▶ [STATED GOAL]:
Scan the records and identify every line in which the string "源码之家" occurs, then return those lines.

[DATA SUPPLIED start]

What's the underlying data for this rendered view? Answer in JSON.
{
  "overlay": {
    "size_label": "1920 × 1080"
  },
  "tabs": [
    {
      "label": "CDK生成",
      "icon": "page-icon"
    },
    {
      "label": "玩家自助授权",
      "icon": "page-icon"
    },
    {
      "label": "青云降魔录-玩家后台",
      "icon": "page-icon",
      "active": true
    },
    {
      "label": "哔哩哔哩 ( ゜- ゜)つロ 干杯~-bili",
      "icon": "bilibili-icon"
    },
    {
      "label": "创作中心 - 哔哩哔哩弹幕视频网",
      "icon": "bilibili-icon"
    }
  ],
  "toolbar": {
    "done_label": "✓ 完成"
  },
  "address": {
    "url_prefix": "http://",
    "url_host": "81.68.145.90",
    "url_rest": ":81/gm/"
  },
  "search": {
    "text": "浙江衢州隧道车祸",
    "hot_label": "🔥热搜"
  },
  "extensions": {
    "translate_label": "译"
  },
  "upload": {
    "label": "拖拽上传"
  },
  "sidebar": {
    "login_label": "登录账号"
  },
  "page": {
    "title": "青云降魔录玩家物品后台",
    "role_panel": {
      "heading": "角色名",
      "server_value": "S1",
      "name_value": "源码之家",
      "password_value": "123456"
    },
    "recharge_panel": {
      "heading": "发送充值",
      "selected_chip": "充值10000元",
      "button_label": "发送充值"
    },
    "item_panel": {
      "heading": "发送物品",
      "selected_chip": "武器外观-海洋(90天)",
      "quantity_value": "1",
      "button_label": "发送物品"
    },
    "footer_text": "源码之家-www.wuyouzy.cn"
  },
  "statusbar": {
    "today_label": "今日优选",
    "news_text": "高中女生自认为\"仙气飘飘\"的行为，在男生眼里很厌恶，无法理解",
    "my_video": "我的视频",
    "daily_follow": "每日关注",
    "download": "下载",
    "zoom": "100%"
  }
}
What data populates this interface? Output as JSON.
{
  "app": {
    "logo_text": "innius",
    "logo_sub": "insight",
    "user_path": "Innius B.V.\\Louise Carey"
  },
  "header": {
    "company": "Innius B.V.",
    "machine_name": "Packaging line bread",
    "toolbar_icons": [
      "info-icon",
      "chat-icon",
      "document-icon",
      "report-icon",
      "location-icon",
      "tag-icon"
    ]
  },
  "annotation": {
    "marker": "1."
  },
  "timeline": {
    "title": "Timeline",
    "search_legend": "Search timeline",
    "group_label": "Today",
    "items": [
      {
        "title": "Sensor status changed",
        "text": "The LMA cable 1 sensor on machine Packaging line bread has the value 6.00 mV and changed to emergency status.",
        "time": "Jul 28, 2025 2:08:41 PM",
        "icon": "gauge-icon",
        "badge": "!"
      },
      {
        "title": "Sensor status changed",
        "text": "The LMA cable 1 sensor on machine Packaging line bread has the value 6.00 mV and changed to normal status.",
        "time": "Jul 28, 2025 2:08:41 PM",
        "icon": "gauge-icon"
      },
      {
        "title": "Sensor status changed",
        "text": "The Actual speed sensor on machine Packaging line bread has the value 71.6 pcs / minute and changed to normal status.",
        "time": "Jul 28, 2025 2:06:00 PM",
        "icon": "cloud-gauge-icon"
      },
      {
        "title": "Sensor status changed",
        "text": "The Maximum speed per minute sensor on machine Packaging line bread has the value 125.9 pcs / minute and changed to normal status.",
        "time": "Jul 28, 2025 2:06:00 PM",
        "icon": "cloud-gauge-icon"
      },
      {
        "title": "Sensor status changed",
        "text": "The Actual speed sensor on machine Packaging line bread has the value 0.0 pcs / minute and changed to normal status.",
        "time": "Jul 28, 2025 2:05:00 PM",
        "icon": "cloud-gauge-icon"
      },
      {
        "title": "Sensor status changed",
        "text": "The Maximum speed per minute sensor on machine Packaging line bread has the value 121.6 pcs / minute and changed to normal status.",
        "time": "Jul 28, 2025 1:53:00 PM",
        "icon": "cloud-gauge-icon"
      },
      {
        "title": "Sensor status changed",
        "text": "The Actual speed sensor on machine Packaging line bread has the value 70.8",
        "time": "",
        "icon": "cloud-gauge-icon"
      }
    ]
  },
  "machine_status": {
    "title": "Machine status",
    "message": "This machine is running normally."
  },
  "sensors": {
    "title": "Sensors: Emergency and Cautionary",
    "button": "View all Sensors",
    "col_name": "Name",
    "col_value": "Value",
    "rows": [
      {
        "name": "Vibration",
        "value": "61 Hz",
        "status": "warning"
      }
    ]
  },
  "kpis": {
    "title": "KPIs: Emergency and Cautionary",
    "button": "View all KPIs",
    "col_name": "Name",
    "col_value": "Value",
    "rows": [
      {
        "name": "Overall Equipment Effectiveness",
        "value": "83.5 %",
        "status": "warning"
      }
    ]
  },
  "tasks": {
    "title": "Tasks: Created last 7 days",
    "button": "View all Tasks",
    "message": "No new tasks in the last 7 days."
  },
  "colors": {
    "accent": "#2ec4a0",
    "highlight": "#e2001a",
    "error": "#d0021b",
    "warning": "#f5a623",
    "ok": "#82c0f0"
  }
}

[DATA SUPPLIED end]

▶ [WRITTEN RESPONSE]:
      "name_value": "源码之家",
    "footer_text": "源码之家-www.wuyouzy.cn"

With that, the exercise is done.